Given instruction: Copy out the listing exactly.

(Rows from a dataset)

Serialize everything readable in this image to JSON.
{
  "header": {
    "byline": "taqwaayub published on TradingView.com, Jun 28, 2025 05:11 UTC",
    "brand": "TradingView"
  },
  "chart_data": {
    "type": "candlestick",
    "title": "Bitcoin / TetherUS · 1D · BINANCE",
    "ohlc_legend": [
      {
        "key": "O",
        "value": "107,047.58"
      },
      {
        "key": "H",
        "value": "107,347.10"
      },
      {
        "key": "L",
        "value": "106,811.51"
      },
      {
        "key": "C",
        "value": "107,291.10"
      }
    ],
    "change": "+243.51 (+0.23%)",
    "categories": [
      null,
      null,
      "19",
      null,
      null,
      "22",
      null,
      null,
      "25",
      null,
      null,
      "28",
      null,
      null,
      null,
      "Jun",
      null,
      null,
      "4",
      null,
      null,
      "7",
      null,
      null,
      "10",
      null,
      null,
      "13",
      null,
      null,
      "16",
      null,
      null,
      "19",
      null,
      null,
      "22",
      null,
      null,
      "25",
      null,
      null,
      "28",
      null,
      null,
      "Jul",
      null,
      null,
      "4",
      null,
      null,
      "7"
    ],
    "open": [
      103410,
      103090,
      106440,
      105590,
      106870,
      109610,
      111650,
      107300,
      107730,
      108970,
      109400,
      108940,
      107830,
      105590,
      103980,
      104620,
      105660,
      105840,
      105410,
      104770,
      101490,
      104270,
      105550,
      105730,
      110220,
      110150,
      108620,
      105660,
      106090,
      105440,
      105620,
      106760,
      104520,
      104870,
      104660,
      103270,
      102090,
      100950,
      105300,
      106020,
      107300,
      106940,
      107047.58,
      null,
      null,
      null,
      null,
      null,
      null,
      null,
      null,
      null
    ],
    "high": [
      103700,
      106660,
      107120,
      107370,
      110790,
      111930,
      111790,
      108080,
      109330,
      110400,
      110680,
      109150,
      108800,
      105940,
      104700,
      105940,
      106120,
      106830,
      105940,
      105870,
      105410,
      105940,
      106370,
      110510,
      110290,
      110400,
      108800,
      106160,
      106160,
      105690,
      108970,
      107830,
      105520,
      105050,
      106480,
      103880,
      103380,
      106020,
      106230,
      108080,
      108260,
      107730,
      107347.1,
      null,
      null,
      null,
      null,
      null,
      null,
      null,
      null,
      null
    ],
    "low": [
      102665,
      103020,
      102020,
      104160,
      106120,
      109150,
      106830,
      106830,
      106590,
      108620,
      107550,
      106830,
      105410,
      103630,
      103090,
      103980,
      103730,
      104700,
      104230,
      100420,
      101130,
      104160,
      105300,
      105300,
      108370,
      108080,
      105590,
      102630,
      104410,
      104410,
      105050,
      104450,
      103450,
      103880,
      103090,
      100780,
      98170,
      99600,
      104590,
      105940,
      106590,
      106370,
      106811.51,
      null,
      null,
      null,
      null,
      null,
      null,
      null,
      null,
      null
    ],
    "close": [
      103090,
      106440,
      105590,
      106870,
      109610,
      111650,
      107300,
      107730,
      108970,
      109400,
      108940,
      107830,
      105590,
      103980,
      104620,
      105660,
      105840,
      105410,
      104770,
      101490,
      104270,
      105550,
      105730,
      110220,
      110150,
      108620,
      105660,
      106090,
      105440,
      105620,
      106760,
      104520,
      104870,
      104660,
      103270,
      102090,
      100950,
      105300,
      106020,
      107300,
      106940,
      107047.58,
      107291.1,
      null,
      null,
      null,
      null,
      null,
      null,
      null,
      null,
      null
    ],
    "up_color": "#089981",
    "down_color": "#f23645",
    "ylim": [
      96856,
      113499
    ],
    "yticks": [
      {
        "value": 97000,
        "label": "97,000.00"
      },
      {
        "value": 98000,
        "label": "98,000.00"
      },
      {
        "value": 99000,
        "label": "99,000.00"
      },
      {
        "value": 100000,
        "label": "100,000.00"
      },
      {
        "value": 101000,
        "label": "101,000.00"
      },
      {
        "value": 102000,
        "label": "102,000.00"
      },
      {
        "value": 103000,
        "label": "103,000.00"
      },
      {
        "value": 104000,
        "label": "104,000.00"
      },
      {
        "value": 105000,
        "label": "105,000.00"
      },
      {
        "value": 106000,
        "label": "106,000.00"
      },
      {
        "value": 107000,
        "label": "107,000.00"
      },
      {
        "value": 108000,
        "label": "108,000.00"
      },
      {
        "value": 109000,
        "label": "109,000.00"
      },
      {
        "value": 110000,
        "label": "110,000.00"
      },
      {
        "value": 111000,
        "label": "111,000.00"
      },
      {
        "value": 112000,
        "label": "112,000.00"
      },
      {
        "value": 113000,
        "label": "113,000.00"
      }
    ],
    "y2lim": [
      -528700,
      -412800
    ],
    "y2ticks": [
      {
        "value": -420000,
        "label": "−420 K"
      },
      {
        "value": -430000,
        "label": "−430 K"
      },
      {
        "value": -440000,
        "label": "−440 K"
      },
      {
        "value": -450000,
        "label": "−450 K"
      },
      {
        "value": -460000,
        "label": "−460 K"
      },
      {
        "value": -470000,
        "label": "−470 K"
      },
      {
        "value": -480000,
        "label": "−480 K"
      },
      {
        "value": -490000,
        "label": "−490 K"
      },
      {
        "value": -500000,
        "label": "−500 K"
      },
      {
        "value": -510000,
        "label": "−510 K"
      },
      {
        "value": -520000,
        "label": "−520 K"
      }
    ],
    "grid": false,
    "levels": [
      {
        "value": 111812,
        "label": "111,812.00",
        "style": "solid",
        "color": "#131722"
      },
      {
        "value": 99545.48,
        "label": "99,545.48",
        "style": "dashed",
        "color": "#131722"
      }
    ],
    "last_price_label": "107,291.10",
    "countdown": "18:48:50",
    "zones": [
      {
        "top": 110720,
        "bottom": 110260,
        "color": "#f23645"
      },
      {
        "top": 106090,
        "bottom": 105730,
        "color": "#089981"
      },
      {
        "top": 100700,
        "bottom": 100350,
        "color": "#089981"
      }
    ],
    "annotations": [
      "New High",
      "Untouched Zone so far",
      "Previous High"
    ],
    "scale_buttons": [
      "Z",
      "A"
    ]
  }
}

Answer to the task:
Serialize everything readable in this image to JSON.
{
  "header": {
    "byline": "taqwaayub published on TradingView.com, Jun 28, 2025 05:11 UTC",
    "brand": "TradingView"
  },
  "chart_data": {
    "type": "candlestick",
    "title": "Bitcoin / TetherUS · 1D · BINANCE",
    "ohlc_legend": [
      {
        "key": "O",
        "value": "107,047.58"
      },
      {
        "key": "H",
        "value": "107,347.10"
      },
      {
        "key": "L",
        "value": "106,811.51"
      },
      {
        "key": "C",
        "value": "107,291.10"
      }
    ],
    "change": "+243.51 (+0.23%)",
    "categories": [
      null,
      null,
      "19",
      null,
      null,
      "22",
      null,
      null,
      "25",
      null,
      null,
      "28",
      null,
      null,
      null,
      "Jun",
      null,
      null,
      "4",
      null,
      null,
      "7",
      null,
      null,
      "10",
      null,
      null,
      "13",
      null,
      null,
      "16",
      null,
      null,
      "19",
      null,
      null,
      "22",
      null,
      null,
      "25",
      null,
      null,
      "28",
      null,
      null,
      "Jul",
      null,
      null,
      "4",
      null,
      null,
      "7"
    ],
    "open": [
      103410,
      103090,
      106440,
      105590,
      106870,
      109610,
      111650,
      107300,
      107730,
      108970,
      109400,
      108940,
      107830,
      105590,
      103980,
      104620,
      105660,
      105840,
      105410,
      104770,
      101490,
      104270,
      105550,
      105730,
      110220,
      110150,
      108620,
      105660,
      106090,
      105440,
      105620,
      106760,
      104520,
      104870,
      104660,
      103270,
      102090,
      100950,
      105300,
      106020,
      107300,
      106940,
      107047.58,
      null,
      null,
      null,
      null,
      null,
      null,
      null,
      null,
      null
    ],
    "high": [
      103700,
      106660,
      107120,
      107370,
      110790,
      111930,
      111790,
      108080,
      109330,
      110400,
      110680,
      109150,
      108800,
      105940,
      104700,
      105940,
      106120,
      106830,
      105940,
      105870,
      105410,
      105940,
      106370,
      110510,
      110290,
      110400,
      108800,
      106160,
      106160,
      105690,
      108970,
      107830,
      105520,
      105050,
      106480,
      103880,
      103380,
      106020,
      106230,
      108080,
      108260,
      107730,
      107347.1,
      null,
      null,
      null,
      null,
      null,
      null,
      null,
      null,
      null
    ],
    "low": [
      102665,
      103020,
      102020,
      104160,
      106120,
      109150,
      106830,
      106830,
      106590,
      108620,
      107550,
      106830,
      105410,
      103630,
      103090,
      103980,
      103730,
      104700,
      104230,
      100420,
      101130,
      104160,
      105300,
      105300,
      108370,
      108080,
      105590,
      102630,
      104410,
      104410,
      105050,
      104450,
      103450,
      103880,
      103090,
      100780,
      98170,
      99600,
      104590,
      105940,
      106590,
      106370,
      106811.51,
      null,
      null,
      null,
      null,
      null,
      null,
      null,
      null,
      null
    ],
    "close": [
      103090,
      106440,
      105590,
      106870,
      109610,
      111650,
      107300,
      107730,
      108970,
      109400,
      108940,
      107830,
      105590,
      103980,
      104620,
      105660,
      105840,
      105410,
      104770,
      101490,
      104270,
      105550,
      105730,
      110220,
      110150,
      108620,
      105660,
      106090,
      105440,
      105620,
      106760,
      104520,
      104870,
      104660,
      103270,
      102090,
      100950,
      105300,
      106020,
      107300,
      106940,
      107047.58,
      107291.1,
      null,
      null,
      null,
      null,
      null,
      null,
      null,
      null,
      null
    ],
    "up_color": "#089981",
    "down_color": "#f23645",
    "ylim": [
      96856,
      113499
    ],
    "yticks": [
      {
        "value": 97000,
        "label": "97,000.00"
      },
      {
        "value": 98000,
        "label": "98,000.00"
      },
      {
        "value": 99000,
        "label": "99,000.00"
      },
      {
        "value": 100000,
        "label": "100,000.00"
      },
      {
        "value": 101000,
        "label": "101,000.00"
      },
      {
        "value": 102000,
        "label": "102,000.00"
      },
      {
        "value": 103000,
        "label": "103,000.00"
      },
      {
        "value": 104000,
        "label": "104,000.00"
      },
      {
        "value": 105000,
        "label": "105,000.00"
      },
      {
        "value": 106000,
        "label": "106,000.00"
      },
      {
        "value": 107000,
        "label": "107,000.00"
      },
      {
        "value": 108000,
        "label": "108,000.00"
      },
      {
        "value": 109000,
        "label": "109,000.00"
      },
      {
        "value": 110000,
        "label": "110,000.00"
      },
      {
        "value": 111000,
        "label": "111,000.00"
      },
      {
        "value": 112000,
        "label": "112,000.00"
      },
      {
        "value": 113000,
        "label": "113,000.00"
      }
    ],
    "y2lim": [
      -528700,
      -412800
    ],
    "y2ticks": [
      {
        "value": -420000,
        "label": "−420 K"
      },
      {
        "value": -430000,
        "label": "−430 K"
      },
      {
        "value": -440000,
        "label": "−440 K"
      },
      {
        "value": -450000,
        "label": "−450 K"
      },
      {
        "value": -460000,
        "label": "−460 K"
      },
      {
        "value": -470000,
        "label": "−470 K"
      },
      {
        "value": -480000,
        "label": "−480 K"
      },
      {
        "value": -490000,
        "label": "−490 K"
      },
      {
        "value": -500000,
        "label": "−500 K"
      },
      {
        "value": -510000,
        "label": "−510 K"
      },
      {
        "value": -520000,
        "label": "−520 K"
      }
    ],
    "grid": false,
    "levels": [
      {
        "value": 111812,
        "label": "111,812.00",
        "style": "solid",
        "color": "#131722"
      },
      {
        "value": 99545.48,
        "label": "99,545.48",
        "style": "dashed",
        "color": "#131722"
      }
    ],
    "last_price_label": "107,291.10",
    "countdown": "18:48:50",
    "zones": [
      {
        "top": 110720,
        "bottom": 110260,
        "color": "#f23645"
      },
      {
        "top": 106090,
        "bottom": 105730,
        "color": "#089981"
      },
      {
        "top": 100700,
        "bottom": 100350,
        "color": "#089981"
      }
    ],
    "annotations": [
      "New High",
      "Untouched Zone so far",
      "Previous High"
    ],
    "scale_buttons": [
      "Z",
      "A"
    ]
  }
}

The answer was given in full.